§ **FRAGMENTO DEL TEXTO**:

La pandemia nos obligó a comportamientos poco convencionales. En ese vademecum de acontecimientos no buscados figuran las consultas y recetas a distancia y la exigencia de solicitar un turno ante la mínima necesidad o ante requerimientos urgentes como la aplicación de la vacuna anti covid. Los profesionales de la salud resignaron por un tiempo el juramento hipocrático y se diplomaron en virtualidad. Igual, así, hicieron más de lo que podían y les estaremos eternamente agradecidos. En pleno brote el área de salud de la ciudad instaló un portentoso muñeco llamado Boti a quien había que toserle por teléfono para determinar si podía haber algo sospechoso. Algo así como «Porteña, porteño, dime como toses, y te diré quién eres». Los clínicos de otros tiempos afinaban el oído y le pedían al paciente que dijera 33. Me pregunto si habrá quedado un archivo de toses como para que un músico vanguardista arme un concierto de carraspeos pandémicos.

Observo con decepción que el menú, la carta de presentación de cualquier restaurante, ahora se ofrece encriptado. Teléfono celular mediante solo habilita la lista de los platos disponibles si accionamos un código cuyas siglas son QR (¡Qué raro!). El dispositivo borra de un saque y de cualquier mapa sentimental el rito de sentarse y tomarse un tiempo para cotejar y elegir manjares, precios y clases de vinos. Una tecnología similar sepultó en cines y en teatros ese objeto entrañable que es el programa de mano. No solo eficaz fuente informativa, sino la prueba de lo que uno había visto. Podíamos distraernos con ellos hasta que la función empezaba. Tenían valor documental y afectivo, y no pocos espectadores los coleccionaban.

En esta carrera de simulacros de innovación, la que más me cuesta acompañar y entender es el furor de las aplicaciones. Numerosas instancias de la vida de hoy nos conducen a sentir que sin ellas no somos prácticamente nada. Hay que contar con su presencia en compras y ventas (desde costosos electrodomésticos a la panadería de la otra cuadra a la que lo único que le pido es que los sándwiches de miga sigan siendo frescos), en búsquedas e informaciones, en diagnósticos médicos y trámites para requisitos privados y oficiales. Desde lo más simple, como saber a qué hora abre un museo o a qué hora empieza la película que tenemos ganas de ver hasta la validación de gestiones trascendentes como cobrar una jubilación, obtener un crédito o una ayuda social.  Relato esta escena muy cotidiana. Uno está escuchando radio, mirando tele o esperando el inicio de una película, en una plataforma o en una sala y en vez de invitarnos a que nos entretengamos mucho nos mandan a hacer deberes: «Dejen de escuchar y mirar por este medio y corran a bajarse una aplicación de tales características y para cuáles fines». Entonces, me permito preguntar: ¿Y si no me da la gana?; ¿Y si el buen salvaje analógico que soy y seré no sabe cómo hacerlo?; ¿Y si todavía no entendí que diablos es una aplicación y por qué las necesitamos tanto? A este conjunto de desmedidas dependencias es a lo que denomino «la modernización falopa«, algo que no elegimos y que ya se llevó puesta buena parte de lo que nos era familiar, más fácil y servía igual.

Tuve un jefe de redacción muy irónico que repetía un dicho: «Hay otra vida, pero es mucho más cara». La nuestra sigue cada vez más cara, pero, si cabe, día a día más ajena y riesgosa. La explicación es sencilla: el uso de cualquier aplicación anticipa un puesto de trabajo menos, la angustia de un futuro desocupado. Es probable (bah, casi seguro) que el que atrasa un siglo y mil aplicaciones (a las que nunca entré ni entraré) sea yo. Frente a esta posibilidad lo que queda es disculparme con quienes creyeron que esta columna aportaría explicaciones atinadas. Y si hay alguno que, de corazón, comparte estos soliloquios medio desesperanzados un día podemos encontrarnos en el café de la perplejidad. Invito yo, pagaré en efectivo, aunque, seguro, allí donde vayamos se podrá pagar a través de una app, como algunos entusiastas le dicen con cariño.

§ **CONSIGNA**: Transcribe, tal como aparece en la columna sobre la modernización tecnológica, el pasaje que comienza con «Tuve un jefe» y continúa hasta «dicen con cariño.» inclusive. Los registros no intervienen en esta consigna.

§ **REGISTROS DE DATOS**:
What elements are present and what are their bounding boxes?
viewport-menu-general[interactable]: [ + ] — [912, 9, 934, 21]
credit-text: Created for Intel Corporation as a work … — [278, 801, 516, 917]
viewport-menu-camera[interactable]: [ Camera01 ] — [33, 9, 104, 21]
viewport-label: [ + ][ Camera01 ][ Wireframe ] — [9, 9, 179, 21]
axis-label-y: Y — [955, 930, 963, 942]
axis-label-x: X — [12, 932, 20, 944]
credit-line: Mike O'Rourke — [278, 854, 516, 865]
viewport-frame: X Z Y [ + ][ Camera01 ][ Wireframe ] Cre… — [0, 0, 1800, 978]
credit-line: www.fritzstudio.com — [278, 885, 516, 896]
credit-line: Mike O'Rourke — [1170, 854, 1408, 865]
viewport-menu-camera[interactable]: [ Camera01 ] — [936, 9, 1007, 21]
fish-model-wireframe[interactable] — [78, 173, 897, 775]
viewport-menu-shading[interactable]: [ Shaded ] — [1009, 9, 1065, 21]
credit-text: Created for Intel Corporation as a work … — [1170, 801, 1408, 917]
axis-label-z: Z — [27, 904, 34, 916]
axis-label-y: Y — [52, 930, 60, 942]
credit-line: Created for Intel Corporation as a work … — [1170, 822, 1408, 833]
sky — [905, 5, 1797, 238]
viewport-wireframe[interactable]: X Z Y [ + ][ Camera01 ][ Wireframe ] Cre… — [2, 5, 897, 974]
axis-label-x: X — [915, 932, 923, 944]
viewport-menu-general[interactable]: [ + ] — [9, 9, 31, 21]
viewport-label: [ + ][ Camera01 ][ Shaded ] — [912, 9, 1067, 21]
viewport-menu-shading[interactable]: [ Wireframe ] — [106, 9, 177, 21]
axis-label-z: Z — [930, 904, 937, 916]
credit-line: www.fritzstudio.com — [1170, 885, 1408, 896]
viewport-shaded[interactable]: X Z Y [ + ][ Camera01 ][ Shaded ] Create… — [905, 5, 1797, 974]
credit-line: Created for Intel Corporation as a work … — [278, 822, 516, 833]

§ **TU SOLUCIÓN**:
Tuve un jefe de redacción muy irónico que repetía un dicho: «Hay otra vida, pero es mucho más cara». La nuestra sigue cada vez más cara, pero, si cabe, día a día más ajena y riesgosa. La explicación es sencilla: el uso de cualquier aplicación anticipa un puesto de trabajo menos, la angustia de un futuro desocupado. Es probable (bah, casi seguro) que el que atrasa un siglo y mil aplicaciones (a las que nunca entré ni entraré) sea yo. Frente a esta posibilidad lo que queda es disculparme con quienes creyeron que esta columna aportaría explicaciones atinadas. Y si hay alguno que, de corazón, comparte estos soliloquios medio desesperanzados un día podemos encontrarnos en el café de la perplejidad. Invito yo, pagaré en efectivo, aunque, seguro, allí donde vayamos se podrá pagar a través de una app, como algunos entusiastas le dicen con cariño.